Vorliegender Text:

%%

Nicht geantwortet haben uns bis heute Mittag (25.9.) Marco Bülow (Die Partei), Michael Depenbrock (CDU-Kandidat Wahlkreis Dortmund II) sowie die beiden Kanzlerkandidaten. 
Andere Dortmunder DirektkandidatInnen wurden von uns nicht angeschrieben.


Nachtrag am 11.10.2021

Von Marco Bülow ist heute doch noch eine Antwort eingegangen. Sie lautet:

Meine Abgeordnetentätigkeit endete mit der Wahl zum neuen Bundestag. Die Zeit bis zur Konstituierung des neuen Bundestages (26. Oktober) bin ich damit beschäftigt, die letzten Vorgänge abzuwickeln und meine Büros aufzulösen. Bitte haben Sie Verständnis, dass ich weder berechtigt noch zeitlich in der Lage bin, Ihre Frage bzw. Ihr Anliegen jetzt noch zu bearbeiten.

%%

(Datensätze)
%%

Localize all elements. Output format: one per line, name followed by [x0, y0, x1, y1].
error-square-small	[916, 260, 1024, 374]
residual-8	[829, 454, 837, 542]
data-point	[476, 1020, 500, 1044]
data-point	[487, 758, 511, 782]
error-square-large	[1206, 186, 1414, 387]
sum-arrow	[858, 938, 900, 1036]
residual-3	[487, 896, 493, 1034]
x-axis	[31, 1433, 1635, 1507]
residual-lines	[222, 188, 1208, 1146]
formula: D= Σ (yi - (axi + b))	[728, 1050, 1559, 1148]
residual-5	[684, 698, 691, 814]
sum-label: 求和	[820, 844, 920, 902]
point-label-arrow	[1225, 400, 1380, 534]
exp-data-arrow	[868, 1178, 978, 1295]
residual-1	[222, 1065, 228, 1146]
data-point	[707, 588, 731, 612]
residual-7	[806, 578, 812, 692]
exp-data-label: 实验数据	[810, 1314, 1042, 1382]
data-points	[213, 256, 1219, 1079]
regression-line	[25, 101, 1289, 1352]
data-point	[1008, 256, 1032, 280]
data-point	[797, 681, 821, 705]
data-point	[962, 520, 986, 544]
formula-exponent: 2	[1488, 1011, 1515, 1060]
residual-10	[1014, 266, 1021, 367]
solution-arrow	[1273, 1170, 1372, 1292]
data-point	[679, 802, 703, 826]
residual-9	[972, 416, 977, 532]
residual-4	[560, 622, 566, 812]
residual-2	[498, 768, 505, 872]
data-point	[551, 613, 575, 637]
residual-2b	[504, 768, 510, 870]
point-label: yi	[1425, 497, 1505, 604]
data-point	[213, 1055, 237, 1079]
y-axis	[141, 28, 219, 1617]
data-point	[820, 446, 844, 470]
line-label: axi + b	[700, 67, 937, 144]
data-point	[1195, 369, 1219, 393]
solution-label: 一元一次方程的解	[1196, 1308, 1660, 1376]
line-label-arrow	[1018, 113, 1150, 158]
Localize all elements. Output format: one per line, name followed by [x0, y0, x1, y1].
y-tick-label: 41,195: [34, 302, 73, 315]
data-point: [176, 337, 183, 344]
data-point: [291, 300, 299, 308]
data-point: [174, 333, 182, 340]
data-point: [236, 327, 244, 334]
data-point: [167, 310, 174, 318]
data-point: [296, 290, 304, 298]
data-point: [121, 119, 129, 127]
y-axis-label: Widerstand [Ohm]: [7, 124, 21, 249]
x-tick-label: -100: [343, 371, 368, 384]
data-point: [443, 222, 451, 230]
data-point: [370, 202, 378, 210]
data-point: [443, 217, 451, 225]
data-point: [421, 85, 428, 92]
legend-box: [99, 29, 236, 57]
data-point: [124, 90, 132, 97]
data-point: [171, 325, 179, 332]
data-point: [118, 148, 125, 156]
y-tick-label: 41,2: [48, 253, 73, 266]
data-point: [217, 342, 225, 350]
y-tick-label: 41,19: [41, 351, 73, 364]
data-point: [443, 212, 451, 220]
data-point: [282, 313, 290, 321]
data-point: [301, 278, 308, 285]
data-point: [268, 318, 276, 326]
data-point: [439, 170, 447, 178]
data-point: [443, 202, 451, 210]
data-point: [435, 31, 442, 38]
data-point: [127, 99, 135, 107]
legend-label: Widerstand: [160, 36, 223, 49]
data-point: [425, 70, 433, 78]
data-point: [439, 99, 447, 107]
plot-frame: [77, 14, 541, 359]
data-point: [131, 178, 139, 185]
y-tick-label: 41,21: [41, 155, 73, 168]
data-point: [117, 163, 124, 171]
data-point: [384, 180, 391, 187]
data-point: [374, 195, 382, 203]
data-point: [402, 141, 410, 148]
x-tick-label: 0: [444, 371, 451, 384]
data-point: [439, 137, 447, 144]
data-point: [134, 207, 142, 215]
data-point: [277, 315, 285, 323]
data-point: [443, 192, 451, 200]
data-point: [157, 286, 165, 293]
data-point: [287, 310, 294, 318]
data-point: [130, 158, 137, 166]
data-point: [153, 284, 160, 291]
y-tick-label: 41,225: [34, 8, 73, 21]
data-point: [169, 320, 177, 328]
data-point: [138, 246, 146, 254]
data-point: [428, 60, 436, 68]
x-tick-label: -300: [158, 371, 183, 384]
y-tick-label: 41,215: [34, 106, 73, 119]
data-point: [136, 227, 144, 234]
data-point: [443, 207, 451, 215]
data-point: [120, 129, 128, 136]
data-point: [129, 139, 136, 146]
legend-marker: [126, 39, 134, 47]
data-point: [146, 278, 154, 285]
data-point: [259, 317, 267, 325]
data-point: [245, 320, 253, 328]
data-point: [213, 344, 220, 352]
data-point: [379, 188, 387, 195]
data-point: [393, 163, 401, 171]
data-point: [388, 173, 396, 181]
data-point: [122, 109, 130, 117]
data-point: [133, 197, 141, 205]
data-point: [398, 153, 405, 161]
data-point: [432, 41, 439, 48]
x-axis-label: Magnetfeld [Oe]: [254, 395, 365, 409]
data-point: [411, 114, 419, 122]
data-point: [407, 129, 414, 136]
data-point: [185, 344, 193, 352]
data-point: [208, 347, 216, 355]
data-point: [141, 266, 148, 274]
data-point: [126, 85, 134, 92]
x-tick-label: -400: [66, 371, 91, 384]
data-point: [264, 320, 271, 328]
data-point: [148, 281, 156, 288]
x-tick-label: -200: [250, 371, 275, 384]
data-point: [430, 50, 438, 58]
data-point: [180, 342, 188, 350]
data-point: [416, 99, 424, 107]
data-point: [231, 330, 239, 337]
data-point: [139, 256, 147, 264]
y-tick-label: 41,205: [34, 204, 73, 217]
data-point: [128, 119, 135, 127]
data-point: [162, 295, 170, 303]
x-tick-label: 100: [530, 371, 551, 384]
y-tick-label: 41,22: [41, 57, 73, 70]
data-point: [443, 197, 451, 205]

%%

Deine Aufgabe:
Gib den ganzen Text über die Antworten der Kandidaten wortwörtlich wieder. Das Material spielt hier keine Rolle.

Ergebnis der Aufgabe:
Nicht geantwortet haben uns bis heute Mittag (25.9.) Marco Bülow (Die Partei), Michael Depenbrock (CDU-Kandidat Wahlkreis Dortmund II) sowie die beiden Kanzlerkandidaten. 
Andere Dortmunder DirektkandidatInnen wurden von uns nicht angeschrieben.


Nachtrag am 11.10.2021

Von Marco Bülow ist heute doch noch eine Antwort eingegangen. Sie lautet:

Meine Abgeordnetentätigkeit endete mit der Wahl zum neuen Bundestag. Die Zeit bis zur Konstituierung des neuen Bundestages (26. Oktober) bin ich damit beschäftigt, die letzten Vorgänge abzuwickeln und meine Büros aufzulösen. Bitte haben Sie Verständnis, dass ich weder berechtigt noch zeitlich in der Lage bin, Ihre Frage bzw. Ihr Anliegen jetzt noch zu bearbeiten.